- _Stated exercise_: Reproduce the listing below character for character; drop every image.

- _Data lines_:
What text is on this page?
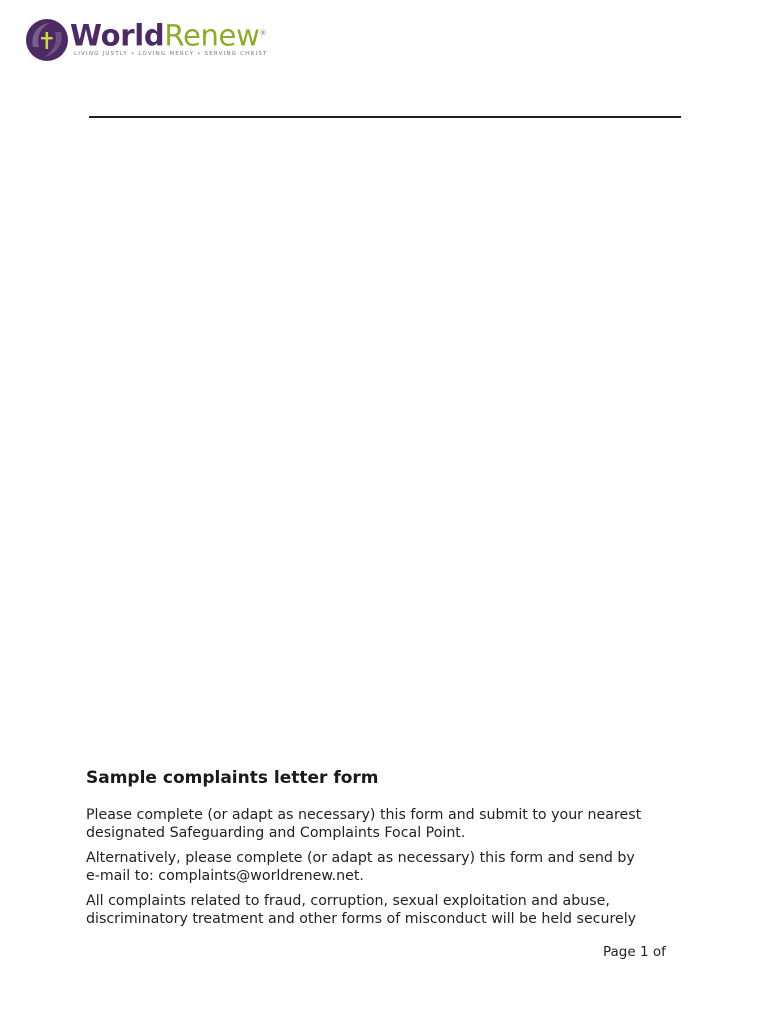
WorldRenew®
LIVING JUSTLY • LOVING MERCY • SERVING CHRIST
Sample complaints letter form

Please complete (or adapt as necessary) this form and submit to your nearest
designated Safeguarding and Complaints Focal Point.

Alternatively, please complete (or adapt as necessary) this form and send by
e-mail to: complaints@worldrenew.net.

All complaints related to fraud, corruption, sexual exploitation and abuse,
discriminatory treatment and other forms of misconduct will be held securely

Page 1 of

- _Completed task_:
What text is on this page?
WorldRenew®
LIVING JUSTLY • LOVING MERCY • SERVING CHRIST
Sample complaints letter form

Please complete (or adapt as necessary) this form and submit to your nearest
designated Safeguarding and Complaints Focal Point.

Alternatively, please complete (or adapt as necessary) this form and send by
e-mail to: complaints@worldrenew.net.

All complaints related to fraud, corruption, sexual exploitation and abuse,
discriminatory treatment and other forms of misconduct will be held securely

Page 1 of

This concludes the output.